REQUIREMENT:
Using the entries that follow, count the lines containing the word "name" and give that number by itself.

┌─ DATA SECTION

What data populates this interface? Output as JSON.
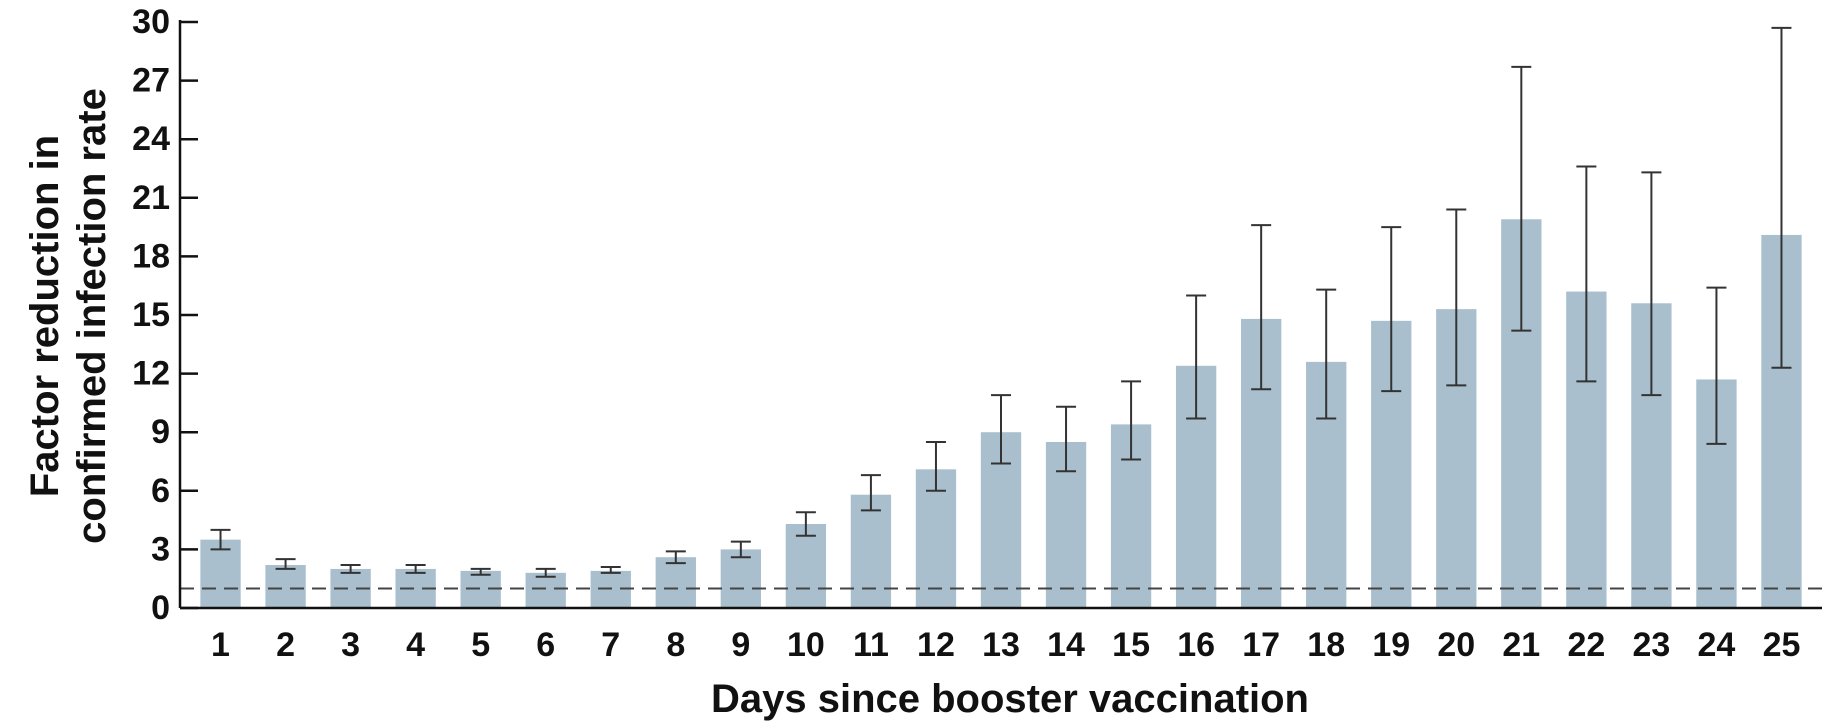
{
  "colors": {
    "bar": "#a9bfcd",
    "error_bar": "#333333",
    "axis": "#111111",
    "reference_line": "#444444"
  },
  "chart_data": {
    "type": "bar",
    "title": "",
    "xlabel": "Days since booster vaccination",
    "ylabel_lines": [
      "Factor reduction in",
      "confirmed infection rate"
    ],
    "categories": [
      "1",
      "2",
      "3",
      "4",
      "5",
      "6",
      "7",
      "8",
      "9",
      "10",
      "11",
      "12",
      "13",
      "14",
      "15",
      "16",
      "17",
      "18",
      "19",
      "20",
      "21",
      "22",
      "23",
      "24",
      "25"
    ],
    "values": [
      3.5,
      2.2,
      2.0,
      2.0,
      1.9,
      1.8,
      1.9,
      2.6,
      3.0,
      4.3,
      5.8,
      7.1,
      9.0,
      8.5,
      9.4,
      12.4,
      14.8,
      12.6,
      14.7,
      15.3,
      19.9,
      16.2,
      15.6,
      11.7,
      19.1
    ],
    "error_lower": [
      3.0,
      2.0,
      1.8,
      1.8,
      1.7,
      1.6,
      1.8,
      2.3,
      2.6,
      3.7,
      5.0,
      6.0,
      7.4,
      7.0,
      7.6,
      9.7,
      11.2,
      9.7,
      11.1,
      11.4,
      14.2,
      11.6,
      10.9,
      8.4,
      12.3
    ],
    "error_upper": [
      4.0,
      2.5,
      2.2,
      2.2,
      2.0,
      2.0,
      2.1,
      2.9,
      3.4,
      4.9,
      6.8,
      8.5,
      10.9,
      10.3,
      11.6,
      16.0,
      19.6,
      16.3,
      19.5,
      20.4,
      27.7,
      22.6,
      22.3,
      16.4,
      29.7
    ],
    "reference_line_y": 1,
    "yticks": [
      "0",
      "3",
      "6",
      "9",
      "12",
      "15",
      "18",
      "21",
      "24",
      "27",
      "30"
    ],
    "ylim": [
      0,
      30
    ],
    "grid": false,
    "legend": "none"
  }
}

└─
┌─ DATA SECTION

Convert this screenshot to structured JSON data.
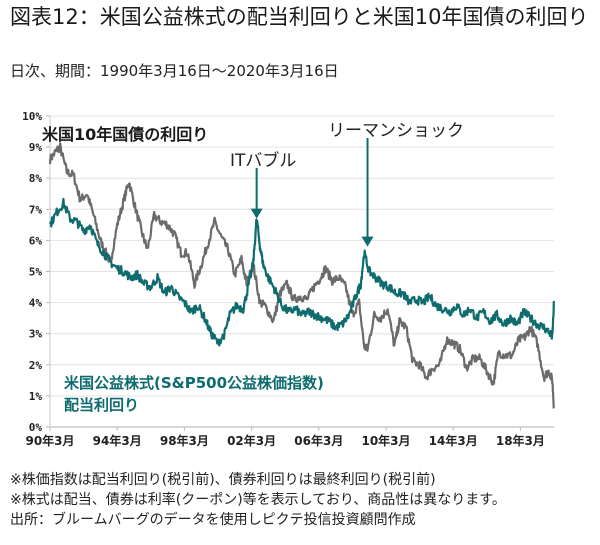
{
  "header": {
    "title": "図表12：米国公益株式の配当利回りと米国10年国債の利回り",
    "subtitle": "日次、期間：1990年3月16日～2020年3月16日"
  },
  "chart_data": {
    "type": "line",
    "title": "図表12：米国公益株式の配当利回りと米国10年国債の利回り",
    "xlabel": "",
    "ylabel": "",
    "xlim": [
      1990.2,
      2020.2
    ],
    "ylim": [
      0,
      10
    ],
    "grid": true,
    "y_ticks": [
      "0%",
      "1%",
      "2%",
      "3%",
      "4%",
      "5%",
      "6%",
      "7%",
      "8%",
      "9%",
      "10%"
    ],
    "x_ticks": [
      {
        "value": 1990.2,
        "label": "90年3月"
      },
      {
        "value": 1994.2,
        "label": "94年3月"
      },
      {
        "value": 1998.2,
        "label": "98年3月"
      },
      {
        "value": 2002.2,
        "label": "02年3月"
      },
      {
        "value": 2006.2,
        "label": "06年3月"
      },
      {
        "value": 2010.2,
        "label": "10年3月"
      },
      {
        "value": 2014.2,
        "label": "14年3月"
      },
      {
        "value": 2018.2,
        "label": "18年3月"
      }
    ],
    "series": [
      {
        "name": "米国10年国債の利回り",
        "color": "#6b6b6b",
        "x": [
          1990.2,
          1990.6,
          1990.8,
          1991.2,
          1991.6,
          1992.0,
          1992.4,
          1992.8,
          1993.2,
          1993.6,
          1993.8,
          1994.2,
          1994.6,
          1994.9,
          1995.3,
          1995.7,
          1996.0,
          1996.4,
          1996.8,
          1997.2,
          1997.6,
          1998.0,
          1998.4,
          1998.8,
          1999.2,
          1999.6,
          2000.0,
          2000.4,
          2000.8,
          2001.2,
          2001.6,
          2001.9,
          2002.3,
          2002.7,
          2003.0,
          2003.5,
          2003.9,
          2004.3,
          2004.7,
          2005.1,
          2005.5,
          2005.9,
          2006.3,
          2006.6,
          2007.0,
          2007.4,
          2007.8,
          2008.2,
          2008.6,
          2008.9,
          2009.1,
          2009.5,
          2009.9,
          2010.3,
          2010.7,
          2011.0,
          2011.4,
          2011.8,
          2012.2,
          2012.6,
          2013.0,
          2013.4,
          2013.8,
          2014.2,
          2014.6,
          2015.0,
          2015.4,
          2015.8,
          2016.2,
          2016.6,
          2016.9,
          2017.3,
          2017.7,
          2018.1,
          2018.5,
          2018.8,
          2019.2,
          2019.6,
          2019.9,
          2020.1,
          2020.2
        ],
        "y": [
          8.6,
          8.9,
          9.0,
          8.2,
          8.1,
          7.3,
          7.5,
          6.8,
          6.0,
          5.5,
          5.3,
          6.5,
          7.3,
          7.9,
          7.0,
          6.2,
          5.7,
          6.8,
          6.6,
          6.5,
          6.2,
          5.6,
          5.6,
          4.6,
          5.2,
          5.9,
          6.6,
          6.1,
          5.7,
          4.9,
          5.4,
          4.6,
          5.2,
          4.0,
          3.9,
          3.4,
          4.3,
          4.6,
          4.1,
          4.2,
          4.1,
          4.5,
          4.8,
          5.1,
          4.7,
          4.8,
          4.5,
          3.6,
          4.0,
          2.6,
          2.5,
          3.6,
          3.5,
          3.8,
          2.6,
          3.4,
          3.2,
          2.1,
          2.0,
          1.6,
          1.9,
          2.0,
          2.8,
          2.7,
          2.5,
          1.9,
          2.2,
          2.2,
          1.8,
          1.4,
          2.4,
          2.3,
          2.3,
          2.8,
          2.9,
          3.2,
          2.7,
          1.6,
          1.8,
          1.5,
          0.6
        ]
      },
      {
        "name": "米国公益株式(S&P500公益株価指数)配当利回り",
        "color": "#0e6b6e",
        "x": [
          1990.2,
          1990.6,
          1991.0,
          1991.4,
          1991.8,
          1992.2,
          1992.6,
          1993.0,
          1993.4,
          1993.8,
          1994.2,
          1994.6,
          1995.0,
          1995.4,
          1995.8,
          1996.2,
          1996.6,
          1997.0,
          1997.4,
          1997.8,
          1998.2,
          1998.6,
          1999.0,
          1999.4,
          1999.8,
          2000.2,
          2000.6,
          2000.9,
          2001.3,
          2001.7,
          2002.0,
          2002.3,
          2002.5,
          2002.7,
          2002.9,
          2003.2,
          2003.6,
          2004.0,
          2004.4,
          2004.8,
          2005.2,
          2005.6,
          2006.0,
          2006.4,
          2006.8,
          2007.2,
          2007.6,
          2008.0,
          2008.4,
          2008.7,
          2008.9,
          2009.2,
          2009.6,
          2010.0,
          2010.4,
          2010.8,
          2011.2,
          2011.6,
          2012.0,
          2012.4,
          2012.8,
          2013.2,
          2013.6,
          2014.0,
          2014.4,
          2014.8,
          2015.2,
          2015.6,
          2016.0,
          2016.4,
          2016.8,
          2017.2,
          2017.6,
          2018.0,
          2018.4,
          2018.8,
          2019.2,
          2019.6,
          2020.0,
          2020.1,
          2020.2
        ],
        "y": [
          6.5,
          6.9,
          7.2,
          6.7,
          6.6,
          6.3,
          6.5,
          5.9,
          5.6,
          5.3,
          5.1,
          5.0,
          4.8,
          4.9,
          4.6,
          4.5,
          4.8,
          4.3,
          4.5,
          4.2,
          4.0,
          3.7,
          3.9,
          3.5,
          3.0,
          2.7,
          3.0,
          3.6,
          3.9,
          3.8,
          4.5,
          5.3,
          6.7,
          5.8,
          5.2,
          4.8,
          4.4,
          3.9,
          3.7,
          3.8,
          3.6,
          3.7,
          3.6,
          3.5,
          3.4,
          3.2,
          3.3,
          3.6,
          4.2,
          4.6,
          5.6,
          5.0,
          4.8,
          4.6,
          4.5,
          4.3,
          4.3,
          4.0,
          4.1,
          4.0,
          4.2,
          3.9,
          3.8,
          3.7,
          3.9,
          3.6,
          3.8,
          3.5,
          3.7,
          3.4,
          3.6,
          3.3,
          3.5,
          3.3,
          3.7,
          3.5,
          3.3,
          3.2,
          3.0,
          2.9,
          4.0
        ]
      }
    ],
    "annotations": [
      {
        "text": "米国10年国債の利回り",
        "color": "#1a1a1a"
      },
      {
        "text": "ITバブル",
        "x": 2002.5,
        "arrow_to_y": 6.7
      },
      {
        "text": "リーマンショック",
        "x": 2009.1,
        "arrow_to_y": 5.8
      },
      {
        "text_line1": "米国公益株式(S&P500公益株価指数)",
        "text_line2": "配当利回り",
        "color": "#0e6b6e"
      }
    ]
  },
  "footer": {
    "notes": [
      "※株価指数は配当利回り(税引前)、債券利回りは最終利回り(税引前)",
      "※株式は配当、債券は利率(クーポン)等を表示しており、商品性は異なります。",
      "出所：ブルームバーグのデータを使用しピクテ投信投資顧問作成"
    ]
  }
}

└─

OUTPUT:
2